• **Brief**
Pick out every line that holds the string "name" and copy it.

++++++

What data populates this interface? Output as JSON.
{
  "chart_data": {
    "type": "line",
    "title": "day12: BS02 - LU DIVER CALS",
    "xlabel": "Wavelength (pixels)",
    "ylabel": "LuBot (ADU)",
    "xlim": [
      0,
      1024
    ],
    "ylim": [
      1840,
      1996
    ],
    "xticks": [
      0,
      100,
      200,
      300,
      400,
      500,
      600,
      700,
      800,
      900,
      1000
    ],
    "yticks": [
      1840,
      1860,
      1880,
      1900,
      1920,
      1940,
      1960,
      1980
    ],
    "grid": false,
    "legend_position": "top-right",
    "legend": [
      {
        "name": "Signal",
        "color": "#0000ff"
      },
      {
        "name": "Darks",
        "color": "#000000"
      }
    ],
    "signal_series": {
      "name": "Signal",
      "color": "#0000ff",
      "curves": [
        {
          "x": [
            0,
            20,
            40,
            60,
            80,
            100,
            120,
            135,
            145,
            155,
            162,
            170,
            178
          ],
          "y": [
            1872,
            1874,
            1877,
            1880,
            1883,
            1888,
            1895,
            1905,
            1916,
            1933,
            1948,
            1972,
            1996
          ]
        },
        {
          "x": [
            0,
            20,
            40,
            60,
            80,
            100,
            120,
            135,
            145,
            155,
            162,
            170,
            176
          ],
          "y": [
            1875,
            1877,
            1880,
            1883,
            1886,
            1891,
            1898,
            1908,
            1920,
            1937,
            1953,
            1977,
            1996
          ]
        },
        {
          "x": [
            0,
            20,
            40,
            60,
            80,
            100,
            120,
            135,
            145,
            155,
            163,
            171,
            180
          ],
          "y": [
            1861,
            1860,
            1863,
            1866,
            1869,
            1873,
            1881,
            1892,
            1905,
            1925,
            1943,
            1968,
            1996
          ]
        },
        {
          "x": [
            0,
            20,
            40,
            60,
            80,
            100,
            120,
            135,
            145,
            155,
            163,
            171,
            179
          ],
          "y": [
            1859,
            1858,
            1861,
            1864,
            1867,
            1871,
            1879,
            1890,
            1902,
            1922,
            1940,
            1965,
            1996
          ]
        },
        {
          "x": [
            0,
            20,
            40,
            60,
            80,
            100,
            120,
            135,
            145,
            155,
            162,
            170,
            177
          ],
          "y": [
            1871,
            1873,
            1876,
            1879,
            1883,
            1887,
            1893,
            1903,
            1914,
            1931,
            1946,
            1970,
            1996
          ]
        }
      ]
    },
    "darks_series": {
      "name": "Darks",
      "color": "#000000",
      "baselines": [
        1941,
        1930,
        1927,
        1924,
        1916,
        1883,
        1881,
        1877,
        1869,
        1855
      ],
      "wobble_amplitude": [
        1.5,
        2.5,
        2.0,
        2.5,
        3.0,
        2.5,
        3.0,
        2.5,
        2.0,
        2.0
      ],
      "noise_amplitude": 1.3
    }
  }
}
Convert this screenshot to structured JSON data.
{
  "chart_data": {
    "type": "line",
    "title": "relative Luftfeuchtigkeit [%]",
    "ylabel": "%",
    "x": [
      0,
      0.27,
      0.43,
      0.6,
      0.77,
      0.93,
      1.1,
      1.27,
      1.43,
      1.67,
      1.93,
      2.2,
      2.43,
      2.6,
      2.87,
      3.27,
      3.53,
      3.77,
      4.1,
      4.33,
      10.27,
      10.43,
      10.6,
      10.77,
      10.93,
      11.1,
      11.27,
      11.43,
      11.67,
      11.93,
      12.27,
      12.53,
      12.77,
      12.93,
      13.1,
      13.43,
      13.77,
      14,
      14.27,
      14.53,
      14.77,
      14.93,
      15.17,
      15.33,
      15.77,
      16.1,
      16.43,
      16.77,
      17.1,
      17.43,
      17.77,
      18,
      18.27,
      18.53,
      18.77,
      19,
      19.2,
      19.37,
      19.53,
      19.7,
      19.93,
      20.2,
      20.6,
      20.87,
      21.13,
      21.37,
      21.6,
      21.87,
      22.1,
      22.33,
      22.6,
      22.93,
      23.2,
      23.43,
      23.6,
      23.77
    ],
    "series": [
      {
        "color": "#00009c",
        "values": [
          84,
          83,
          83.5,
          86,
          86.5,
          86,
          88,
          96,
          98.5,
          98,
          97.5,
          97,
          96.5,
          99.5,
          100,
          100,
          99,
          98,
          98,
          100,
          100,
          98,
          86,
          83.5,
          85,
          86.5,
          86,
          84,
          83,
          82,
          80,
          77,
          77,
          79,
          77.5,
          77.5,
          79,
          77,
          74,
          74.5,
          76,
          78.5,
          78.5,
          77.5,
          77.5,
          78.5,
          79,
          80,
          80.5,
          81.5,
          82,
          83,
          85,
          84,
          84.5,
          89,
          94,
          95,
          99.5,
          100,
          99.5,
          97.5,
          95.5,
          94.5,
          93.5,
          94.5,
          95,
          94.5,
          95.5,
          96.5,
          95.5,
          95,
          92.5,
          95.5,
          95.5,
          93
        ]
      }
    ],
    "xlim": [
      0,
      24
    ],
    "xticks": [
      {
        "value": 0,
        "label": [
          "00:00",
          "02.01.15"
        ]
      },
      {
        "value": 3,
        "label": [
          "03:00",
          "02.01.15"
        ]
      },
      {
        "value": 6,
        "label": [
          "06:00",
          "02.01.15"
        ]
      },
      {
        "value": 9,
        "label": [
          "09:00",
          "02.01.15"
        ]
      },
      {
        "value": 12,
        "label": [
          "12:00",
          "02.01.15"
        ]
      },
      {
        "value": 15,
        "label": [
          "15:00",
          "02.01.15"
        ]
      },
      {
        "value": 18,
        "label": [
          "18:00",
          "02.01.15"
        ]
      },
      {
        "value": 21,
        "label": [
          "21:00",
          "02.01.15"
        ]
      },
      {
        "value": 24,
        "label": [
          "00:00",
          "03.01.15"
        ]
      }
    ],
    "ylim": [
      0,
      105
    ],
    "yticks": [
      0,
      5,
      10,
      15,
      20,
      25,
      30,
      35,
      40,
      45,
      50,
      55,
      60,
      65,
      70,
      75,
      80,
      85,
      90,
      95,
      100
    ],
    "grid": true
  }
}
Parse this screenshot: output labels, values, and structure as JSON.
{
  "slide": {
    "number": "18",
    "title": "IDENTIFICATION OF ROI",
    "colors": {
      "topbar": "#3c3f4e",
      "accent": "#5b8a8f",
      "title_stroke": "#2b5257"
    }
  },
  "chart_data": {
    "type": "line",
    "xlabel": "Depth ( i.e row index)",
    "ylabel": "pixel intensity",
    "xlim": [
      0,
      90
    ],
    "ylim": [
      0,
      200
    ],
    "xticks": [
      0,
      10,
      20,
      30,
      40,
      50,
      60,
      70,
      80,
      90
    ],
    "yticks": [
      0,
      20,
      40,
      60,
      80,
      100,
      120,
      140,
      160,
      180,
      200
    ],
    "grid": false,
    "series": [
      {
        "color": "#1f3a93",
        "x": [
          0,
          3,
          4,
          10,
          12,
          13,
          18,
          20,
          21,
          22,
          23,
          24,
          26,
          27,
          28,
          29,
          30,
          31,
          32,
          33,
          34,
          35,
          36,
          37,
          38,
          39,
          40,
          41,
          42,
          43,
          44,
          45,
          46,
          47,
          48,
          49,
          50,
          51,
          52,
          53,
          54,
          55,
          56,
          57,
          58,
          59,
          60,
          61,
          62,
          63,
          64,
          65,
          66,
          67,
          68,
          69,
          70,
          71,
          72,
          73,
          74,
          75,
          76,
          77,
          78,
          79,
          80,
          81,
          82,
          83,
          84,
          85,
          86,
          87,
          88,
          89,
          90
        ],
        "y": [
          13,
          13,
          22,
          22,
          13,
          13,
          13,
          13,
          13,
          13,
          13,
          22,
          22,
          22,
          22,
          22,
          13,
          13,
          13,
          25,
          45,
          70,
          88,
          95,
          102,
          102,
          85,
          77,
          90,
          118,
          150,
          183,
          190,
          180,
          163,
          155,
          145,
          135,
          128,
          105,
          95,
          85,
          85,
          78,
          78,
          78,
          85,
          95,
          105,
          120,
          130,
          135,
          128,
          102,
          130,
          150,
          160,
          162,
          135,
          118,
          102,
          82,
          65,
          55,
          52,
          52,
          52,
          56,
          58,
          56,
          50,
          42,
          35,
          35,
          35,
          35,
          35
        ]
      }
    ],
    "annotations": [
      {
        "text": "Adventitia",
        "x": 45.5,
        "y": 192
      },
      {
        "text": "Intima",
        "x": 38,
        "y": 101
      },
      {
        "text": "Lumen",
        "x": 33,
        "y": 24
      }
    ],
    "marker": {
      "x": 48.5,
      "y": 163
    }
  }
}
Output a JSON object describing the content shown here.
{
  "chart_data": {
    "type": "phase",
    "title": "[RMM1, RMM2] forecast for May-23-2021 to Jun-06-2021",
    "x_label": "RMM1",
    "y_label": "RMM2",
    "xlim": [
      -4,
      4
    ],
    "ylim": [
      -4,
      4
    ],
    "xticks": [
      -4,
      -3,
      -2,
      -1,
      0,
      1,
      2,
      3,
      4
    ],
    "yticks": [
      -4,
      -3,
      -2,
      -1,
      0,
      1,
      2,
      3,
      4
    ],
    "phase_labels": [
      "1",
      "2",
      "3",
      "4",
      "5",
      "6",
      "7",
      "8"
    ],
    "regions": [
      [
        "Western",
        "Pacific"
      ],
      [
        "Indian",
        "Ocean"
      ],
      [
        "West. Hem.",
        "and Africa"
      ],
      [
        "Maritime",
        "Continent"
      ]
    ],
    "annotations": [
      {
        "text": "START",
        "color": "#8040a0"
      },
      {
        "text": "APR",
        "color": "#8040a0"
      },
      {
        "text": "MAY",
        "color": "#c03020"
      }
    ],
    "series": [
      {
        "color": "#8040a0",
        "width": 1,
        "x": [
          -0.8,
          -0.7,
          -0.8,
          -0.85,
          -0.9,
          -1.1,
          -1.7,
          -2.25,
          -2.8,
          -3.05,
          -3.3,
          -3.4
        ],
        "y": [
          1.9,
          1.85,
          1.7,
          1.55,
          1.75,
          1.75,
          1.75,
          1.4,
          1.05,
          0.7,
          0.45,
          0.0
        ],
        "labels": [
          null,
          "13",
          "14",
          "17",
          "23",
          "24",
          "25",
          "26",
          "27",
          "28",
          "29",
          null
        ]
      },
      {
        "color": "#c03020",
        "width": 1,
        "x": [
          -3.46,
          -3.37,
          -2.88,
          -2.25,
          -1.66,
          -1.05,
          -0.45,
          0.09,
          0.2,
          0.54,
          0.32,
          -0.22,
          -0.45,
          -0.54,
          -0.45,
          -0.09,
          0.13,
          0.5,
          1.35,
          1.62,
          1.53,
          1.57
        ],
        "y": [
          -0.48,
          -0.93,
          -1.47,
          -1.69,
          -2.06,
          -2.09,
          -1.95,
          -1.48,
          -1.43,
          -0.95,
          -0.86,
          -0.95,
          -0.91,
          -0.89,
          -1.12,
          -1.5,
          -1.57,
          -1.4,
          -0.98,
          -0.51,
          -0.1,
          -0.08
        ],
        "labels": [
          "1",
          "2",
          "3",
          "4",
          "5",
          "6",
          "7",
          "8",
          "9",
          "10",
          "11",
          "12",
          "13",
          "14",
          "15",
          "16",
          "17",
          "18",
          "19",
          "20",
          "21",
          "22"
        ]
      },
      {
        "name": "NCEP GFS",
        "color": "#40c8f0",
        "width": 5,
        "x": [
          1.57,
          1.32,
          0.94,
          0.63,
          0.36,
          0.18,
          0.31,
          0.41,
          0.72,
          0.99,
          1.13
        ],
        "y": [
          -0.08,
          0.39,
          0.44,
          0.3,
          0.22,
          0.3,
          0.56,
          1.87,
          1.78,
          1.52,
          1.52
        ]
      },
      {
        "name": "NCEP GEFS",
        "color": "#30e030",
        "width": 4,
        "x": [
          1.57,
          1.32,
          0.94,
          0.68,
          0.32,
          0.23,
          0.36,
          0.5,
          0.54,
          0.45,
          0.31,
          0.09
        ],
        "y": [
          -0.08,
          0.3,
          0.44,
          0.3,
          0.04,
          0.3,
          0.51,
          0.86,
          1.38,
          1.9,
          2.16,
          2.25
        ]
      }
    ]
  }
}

++++++

• **In response**
        "name": "Signal",
        "name": "Darks",
      "name": "Signal",
      "name": "Darks",
        "name": "NCEP GFS",
        "name": "NCEP GEFS",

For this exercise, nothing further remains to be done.